**THE REQUEST**
Copy every line, leaving nothing out and adding nothing.

--- begin PROVIDED DATA ---

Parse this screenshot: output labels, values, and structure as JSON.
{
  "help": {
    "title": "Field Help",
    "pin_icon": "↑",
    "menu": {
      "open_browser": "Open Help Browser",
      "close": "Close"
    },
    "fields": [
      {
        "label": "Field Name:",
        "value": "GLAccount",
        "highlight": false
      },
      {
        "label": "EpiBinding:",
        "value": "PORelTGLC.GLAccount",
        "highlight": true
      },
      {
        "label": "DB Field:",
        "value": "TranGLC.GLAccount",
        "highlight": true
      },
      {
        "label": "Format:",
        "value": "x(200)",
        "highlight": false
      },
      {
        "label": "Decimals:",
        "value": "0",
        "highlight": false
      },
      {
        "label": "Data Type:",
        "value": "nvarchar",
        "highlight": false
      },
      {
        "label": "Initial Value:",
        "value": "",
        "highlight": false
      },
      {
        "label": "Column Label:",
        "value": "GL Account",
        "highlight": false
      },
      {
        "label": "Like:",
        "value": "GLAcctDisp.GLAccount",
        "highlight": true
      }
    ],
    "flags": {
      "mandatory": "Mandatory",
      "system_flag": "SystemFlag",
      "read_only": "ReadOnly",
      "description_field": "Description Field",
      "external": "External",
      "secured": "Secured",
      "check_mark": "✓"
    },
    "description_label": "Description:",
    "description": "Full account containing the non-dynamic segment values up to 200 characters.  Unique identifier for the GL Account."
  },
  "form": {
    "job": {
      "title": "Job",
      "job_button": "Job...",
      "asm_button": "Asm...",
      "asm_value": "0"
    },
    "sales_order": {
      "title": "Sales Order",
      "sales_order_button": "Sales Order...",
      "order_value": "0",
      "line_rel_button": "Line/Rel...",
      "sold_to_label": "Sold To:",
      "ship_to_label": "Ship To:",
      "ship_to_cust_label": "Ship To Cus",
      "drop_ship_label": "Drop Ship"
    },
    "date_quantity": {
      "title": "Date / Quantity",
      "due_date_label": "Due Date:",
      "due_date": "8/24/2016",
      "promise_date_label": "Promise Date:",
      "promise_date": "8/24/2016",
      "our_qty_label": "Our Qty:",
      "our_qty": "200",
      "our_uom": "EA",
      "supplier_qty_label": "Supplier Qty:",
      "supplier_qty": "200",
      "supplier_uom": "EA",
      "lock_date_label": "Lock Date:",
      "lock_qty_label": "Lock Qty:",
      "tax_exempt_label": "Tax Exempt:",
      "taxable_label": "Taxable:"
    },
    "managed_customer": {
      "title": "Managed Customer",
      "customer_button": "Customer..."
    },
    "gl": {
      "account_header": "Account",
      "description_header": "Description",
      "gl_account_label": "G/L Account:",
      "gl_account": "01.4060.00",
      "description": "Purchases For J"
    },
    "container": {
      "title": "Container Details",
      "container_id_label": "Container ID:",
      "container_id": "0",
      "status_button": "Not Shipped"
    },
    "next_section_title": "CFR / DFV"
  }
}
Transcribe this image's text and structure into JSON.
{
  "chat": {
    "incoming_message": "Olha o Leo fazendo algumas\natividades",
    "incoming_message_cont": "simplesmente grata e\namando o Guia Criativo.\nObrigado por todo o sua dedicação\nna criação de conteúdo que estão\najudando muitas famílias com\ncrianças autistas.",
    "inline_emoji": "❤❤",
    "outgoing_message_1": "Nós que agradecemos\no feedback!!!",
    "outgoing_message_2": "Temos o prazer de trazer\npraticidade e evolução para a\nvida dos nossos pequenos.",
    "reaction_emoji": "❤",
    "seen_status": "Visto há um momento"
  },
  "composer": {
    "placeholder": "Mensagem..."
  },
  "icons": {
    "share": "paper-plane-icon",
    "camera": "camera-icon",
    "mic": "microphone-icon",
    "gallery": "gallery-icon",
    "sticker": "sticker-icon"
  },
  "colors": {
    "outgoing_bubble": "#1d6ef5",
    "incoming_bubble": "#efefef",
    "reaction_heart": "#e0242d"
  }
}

--- end PROVIDED DATA ---

**SOLUTION TO THE PROBLEM**
Parse this screenshot: output labels, values, and structure as JSON.
{
  "help": {
    "title": "Field Help",
    "pin_icon": "↑",
    "menu": {
      "open_browser": "Open Help Browser",
      "close": "Close"
    },
    "fields": [
      {
        "label": "Field Name:",
        "value": "GLAccount",
        "highlight": false
      },
      {
        "label": "EpiBinding:",
        "value": "PORelTGLC.GLAccount",
        "highlight": true
      },
      {
        "label": "DB Field:",
        "value": "TranGLC.GLAccount",
        "highlight": true
      },
      {
        "label": "Format:",
        "value": "x(200)",
        "highlight": false
      },
      {
        "label": "Decimals:",
        "value": "0",
        "highlight": false
      },
      {
        "label": "Data Type:",
        "value": "nvarchar",
        "highlight": false
      },
      {
        "label": "Initial Value:",
        "value": "",
        "highlight": false
      },
      {
        "label": "Column Label:",
        "value": "GL Account",
        "highlight": false
      },
      {
        "label": "Like:",
        "value": "GLAcctDisp.GLAccount",
        "highlight": true
      }
    ],
    "flags": {
      "mandatory": "Mandatory",
      "system_flag": "SystemFlag",
      "read_only": "ReadOnly",
      "description_field": "Description Field",
      "external": "External",
      "secured": "Secured",
      "check_mark": "✓"
    },
    "description_label": "Description:",
    "description": "Full account containing the non-dynamic segment values up to 200 characters.  Unique identifier for the GL Account."
  },
  "form": {
    "job": {
      "title": "Job",
      "job_button": "Job...",
      "asm_button": "Asm...",
      "asm_value": "0"
    },
    "sales_order": {
      "title": "Sales Order",
      "sales_order_button": "Sales Order...",
      "order_value": "0",
      "line_rel_button": "Line/Rel...",
      "sold_to_label": "Sold To:",
      "ship_to_label": "Ship To:",
      "ship_to_cust_label": "Ship To Cus",
      "drop_ship_label": "Drop Ship"
    },
    "date_quantity": {
      "title": "Date / Quantity",
      "due_date_label": "Due Date:",
      "due_date": "8/24/2016",
      "promise_date_label": "Promise Date:",
      "promise_date": "8/24/2016",
      "our_qty_label": "Our Qty:",
      "our_qty": "200",
      "our_uom": "EA",
      "supplier_qty_label": "Supplier Qty:",
      "supplier_qty": "200",
      "supplier_uom": "EA",
      "lock_date_label": "Lock Date:",
      "lock_qty_label": "Lock Qty:",
      "tax_exempt_label": "Tax Exempt:",
      "taxable_label": "Taxable:"
    },
    "managed_customer": {
      "title": "Managed Customer",
      "customer_button": "Customer..."
    },
    "gl": {
      "account_header": "Account",
      "description_header": "Description",
      "gl_account_label": "G/L Account:",
      "gl_account": "01.4060.00",
      "description": "Purchases For J"
    },
    "container": {
      "title": "Container Details",
      "container_id_label": "Container ID:",
      "container_id": "0",
      "status_button": "Not Shipped"
    },
    "next_section_title": "CFR / DFV"
  }
}
Transcribe this image's text and structure into JSON.
{
  "chat": {
    "incoming_message": "Olha o Leo fazendo algumas\natividades",
    "incoming_message_cont": "simplesmente grata e\namando o Guia Criativo.\nObrigado por todo o sua dedicação\nna criação de conteúdo que estão\najudando muitas famílias com\ncrianças autistas.",
    "inline_emoji": "❤❤",
    "outgoing_message_1": "Nós que agradecemos\no feedback!!!",
    "outgoing_message_2": "Temos o prazer de trazer\npraticidade e evolução para a\nvida dos nossos pequenos.",
    "reaction_emoji": "❤",
    "seen_status": "Visto há um momento"
  },
  "composer": {
    "placeholder": "Mensagem..."
  },
  "icons": {
    "share": "paper-plane-icon",
    "camera": "camera-icon",
    "mic": "microphone-icon",
    "gallery": "gallery-icon",
    "sticker": "sticker-icon"
  },
  "colors": {
    "outgoing_bubble": "#1d6ef5",
    "incoming_bubble": "#efefef",
    "reaction_heart": "#e0242d"
  }
}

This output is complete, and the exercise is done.